Begin

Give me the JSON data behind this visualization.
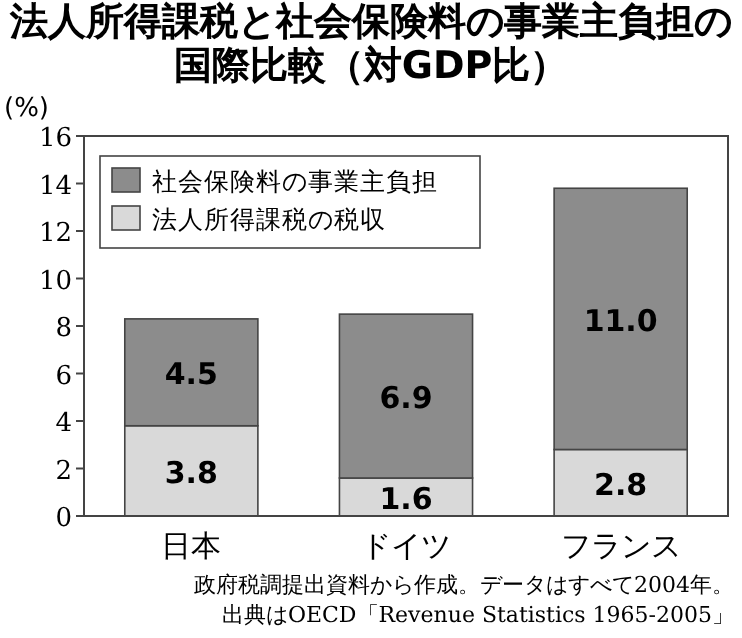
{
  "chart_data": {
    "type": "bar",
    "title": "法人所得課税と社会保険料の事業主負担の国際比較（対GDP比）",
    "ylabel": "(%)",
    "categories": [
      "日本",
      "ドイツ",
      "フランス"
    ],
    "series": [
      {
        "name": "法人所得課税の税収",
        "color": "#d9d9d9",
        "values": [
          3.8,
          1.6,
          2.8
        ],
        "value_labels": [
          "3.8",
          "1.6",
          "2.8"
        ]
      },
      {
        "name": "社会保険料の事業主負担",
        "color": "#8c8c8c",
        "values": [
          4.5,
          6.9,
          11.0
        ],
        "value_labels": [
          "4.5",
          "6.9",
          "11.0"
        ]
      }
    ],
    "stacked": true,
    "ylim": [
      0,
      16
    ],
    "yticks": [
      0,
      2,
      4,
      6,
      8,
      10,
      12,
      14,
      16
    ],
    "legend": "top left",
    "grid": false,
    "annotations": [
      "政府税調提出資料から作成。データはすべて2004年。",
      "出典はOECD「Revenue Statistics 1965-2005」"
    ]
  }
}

End
Begin

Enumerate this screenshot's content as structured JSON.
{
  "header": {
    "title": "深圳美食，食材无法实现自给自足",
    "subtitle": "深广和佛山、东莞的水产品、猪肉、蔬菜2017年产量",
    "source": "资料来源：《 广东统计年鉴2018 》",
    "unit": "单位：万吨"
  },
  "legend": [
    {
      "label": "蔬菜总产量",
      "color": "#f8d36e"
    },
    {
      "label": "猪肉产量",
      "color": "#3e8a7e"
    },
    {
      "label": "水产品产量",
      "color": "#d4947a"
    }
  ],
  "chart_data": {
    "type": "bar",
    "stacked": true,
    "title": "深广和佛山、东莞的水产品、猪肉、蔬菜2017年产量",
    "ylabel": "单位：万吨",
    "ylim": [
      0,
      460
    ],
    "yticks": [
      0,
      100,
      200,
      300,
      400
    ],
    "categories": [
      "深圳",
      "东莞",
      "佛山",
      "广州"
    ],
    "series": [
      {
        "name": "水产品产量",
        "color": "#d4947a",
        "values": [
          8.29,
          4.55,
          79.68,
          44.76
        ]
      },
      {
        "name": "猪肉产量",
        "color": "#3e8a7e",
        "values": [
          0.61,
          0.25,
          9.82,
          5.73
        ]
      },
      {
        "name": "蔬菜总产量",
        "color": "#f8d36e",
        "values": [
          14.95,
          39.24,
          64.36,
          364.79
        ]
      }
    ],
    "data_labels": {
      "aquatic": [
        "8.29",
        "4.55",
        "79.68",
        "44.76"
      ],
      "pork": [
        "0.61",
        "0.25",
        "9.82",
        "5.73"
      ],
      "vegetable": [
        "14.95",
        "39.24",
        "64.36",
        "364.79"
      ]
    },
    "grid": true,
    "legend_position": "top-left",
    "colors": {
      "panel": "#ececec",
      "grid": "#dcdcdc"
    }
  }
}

End

How many lines in the listing above contain the string "东莞的水产品"? Answer with the number only.

2